:: GIVEN INSTRUCTION ::
Every line of the material that follows must be printed again exactly.

[Data excerpts]
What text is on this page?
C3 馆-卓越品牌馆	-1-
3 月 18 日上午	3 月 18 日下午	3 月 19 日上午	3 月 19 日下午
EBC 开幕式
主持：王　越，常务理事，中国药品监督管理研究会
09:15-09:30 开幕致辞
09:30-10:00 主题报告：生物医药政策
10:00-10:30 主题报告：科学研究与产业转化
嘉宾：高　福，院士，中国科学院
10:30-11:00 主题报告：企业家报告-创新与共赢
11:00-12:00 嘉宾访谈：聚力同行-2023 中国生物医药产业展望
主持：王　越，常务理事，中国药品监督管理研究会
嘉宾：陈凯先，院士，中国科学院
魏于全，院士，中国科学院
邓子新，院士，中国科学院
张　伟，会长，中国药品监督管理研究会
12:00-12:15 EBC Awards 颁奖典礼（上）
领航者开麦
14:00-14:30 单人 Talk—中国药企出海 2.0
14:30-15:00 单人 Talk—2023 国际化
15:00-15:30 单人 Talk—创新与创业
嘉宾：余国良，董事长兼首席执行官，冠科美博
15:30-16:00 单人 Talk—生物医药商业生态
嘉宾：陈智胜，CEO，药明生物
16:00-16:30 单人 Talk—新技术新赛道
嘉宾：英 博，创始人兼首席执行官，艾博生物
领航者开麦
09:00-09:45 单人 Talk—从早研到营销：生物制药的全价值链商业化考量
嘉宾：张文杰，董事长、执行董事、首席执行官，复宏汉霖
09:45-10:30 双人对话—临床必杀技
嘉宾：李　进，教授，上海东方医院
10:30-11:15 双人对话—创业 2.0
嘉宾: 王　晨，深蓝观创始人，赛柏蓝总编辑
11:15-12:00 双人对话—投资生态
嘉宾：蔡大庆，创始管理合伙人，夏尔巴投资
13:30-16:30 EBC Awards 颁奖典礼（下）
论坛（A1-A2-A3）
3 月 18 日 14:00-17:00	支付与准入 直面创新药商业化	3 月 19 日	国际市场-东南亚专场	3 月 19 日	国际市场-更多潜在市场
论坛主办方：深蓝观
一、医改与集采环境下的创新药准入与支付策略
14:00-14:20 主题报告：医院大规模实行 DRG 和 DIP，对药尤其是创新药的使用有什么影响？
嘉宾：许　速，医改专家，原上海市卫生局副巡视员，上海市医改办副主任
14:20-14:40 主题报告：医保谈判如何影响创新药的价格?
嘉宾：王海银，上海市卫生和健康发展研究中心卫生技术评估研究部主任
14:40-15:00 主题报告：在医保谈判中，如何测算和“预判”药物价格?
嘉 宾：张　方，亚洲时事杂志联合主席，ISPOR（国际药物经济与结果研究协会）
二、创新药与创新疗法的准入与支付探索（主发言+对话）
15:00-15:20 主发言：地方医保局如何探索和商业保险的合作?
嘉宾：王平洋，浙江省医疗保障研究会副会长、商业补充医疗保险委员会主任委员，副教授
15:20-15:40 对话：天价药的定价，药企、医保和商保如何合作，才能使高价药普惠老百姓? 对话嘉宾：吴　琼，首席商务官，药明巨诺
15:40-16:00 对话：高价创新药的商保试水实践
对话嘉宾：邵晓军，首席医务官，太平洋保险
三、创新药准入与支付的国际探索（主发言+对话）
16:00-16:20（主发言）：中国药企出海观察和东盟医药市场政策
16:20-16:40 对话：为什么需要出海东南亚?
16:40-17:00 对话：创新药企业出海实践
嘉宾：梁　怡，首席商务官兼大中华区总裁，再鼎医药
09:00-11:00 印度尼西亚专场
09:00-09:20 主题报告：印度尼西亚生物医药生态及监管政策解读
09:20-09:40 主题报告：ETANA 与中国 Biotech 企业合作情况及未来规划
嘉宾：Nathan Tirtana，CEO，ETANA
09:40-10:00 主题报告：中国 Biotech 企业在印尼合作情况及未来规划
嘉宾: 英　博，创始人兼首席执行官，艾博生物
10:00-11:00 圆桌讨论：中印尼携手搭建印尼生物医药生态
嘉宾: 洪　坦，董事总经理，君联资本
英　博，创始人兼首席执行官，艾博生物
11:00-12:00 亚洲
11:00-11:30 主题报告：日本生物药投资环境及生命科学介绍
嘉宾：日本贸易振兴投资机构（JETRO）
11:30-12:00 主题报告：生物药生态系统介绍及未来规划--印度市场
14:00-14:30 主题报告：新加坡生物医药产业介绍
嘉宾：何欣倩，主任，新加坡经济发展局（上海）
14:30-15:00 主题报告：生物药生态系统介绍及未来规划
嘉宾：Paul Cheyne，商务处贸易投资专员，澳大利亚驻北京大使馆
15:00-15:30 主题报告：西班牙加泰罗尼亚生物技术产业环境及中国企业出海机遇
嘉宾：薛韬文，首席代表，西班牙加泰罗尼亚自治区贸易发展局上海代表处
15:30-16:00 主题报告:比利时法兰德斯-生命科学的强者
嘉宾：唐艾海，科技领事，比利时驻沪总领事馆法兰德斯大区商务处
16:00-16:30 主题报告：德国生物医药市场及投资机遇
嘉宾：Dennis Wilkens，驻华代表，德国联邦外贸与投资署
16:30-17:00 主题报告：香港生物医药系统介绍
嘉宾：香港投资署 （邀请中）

:: EXERCISE SOLUTION ::
What text is on this page?
C3 馆-卓越品牌馆	-1-
3 月 18 日上午	3 月 18 日下午	3 月 19 日上午	3 月 19 日下午
EBC 开幕式
主持：王　越，常务理事，中国药品监督管理研究会
09:15-09:30 开幕致辞
09:30-10:00 主题报告：生物医药政策
10:00-10:30 主题报告：科学研究与产业转化
嘉宾：高　福，院士，中国科学院
10:30-11:00 主题报告：企业家报告-创新与共赢
11:00-12:00 嘉宾访谈：聚力同行-2023 中国生物医药产业展望
主持：王　越，常务理事，中国药品监督管理研究会
嘉宾：陈凯先，院士，中国科学院
魏于全，院士，中国科学院
邓子新，院士，中国科学院
张　伟，会长，中国药品监督管理研究会
12:00-12:15 EBC Awards 颁奖典礼（上）
领航者开麦
14:00-14:30 单人 Talk—中国药企出海 2.0
14:30-15:00 单人 Talk—2023 国际化
15:00-15:30 单人 Talk—创新与创业
嘉宾：余国良，董事长兼首席执行官，冠科美博
15:30-16:00 单人 Talk—生物医药商业生态
嘉宾：陈智胜，CEO，药明生物
16:00-16:30 单人 Talk—新技术新赛道
嘉宾：英 博，创始人兼首席执行官，艾博生物
领航者开麦
09:00-09:45 单人 Talk—从早研到营销：生物制药的全价值链商业化考量
嘉宾：张文杰，董事长、执行董事、首席执行官，复宏汉霖
09:45-10:30 双人对话—临床必杀技
嘉宾：李　进，教授，上海东方医院
10:30-11:15 双人对话—创业 2.0
嘉宾: 王　晨，深蓝观创始人，赛柏蓝总编辑
11:15-12:00 双人对话—投资生态
嘉宾：蔡大庆，创始管理合伙人，夏尔巴投资
13:30-16:30 EBC Awards 颁奖典礼（下）
论坛（A1-A2-A3）
3 月 18 日 14:00-17:00	支付与准入 直面创新药商业化	3 月 19 日	国际市场-东南亚专场	3 月 19 日	国际市场-更多潜在市场
论坛主办方：深蓝观
一、医改与集采环境下的创新药准入与支付策略
14:00-14:20 主题报告：医院大规模实行 DRG 和 DIP，对药尤其是创新药的使用有什么影响？
嘉宾：许　速，医改专家，原上海市卫生局副巡视员，上海市医改办副主任
14:20-14:40 主题报告：医保谈判如何影响创新药的价格?
嘉宾：王海银，上海市卫生和健康发展研究中心卫生技术评估研究部主任
14:40-15:00 主题报告：在医保谈判中，如何测算和“预判”药物价格?
嘉 宾：张　方，亚洲时事杂志联合主席，ISPOR（国际药物经济与结果研究协会）
二、创新药与创新疗法的准入与支付探索（主发言+对话）
15:00-15:20 主发言：地方医保局如何探索和商业保险的合作?
嘉宾：王平洋，浙江省医疗保障研究会副会长、商业补充医疗保险委员会主任委员，副教授
15:20-15:40 对话：天价药的定价，药企、医保和商保如何合作，才能使高价药普惠老百姓? 对话嘉宾：吴　琼，首席商务官，药明巨诺
15:40-16:00 对话：高价创新药的商保试水实践
对话嘉宾：邵晓军，首席医务官，太平洋保险
三、创新药准入与支付的国际探索（主发言+对话）
16:00-16:20（主发言）：中国药企出海观察和东盟医药市场政策
16:20-16:40 对话：为什么需要出海东南亚?
16:40-17:00 对话：创新药企业出海实践
嘉宾：梁　怡，首席商务官兼大中华区总裁，再鼎医药
09:00-11:00 印度尼西亚专场
09:00-09:20 主题报告：印度尼西亚生物医药生态及监管政策解读
09:20-09:40 主题报告：ETANA 与中国 Biotech 企业合作情况及未来规划
嘉宾：Nathan Tirtana，CEO，ETANA
09:40-10:00 主题报告：中国 Biotech 企业在印尼合作情况及未来规划
嘉宾: 英　博，创始人兼首席执行官，艾博生物
10:00-11:00 圆桌讨论：中印尼携手搭建印尼生物医药生态
嘉宾: 洪　坦，董事总经理，君联资本
英　博，创始人兼首席执行官，艾博生物
11:00-12:00 亚洲
11:00-11:30 主题报告：日本生物药投资环境及生命科学介绍
嘉宾：日本贸易振兴投资机构（JETRO）
11:30-12:00 主题报告：生物药生态系统介绍及未来规划--印度市场
14:00-14:30 主题报告：新加坡生物医药产业介绍
嘉宾：何欣倩，主任，新加坡经济发展局（上海）
14:30-15:00 主题报告：生物药生态系统介绍及未来规划
嘉宾：Paul Cheyne，商务处贸易投资专员，澳大利亚驻北京大使馆
15:00-15:30 主题报告：西班牙加泰罗尼亚生物技术产业环境及中国企业出海机遇
嘉宾：薛韬文，首席代表，西班牙加泰罗尼亚自治区贸易发展局上海代表处
15:30-16:00 主题报告:比利时法兰德斯-生命科学的强者
嘉宾：唐艾海，科技领事，比利时驻沪总领事馆法兰德斯大区商务处
16:00-16:30 主题报告：德国生物医药市场及投资机遇
嘉宾：Dennis Wilkens，驻华代表，德国联邦外贸与投资署
16:30-17:00 主题报告：香港生物医药系统介绍
嘉宾：香港投资署 （邀请中）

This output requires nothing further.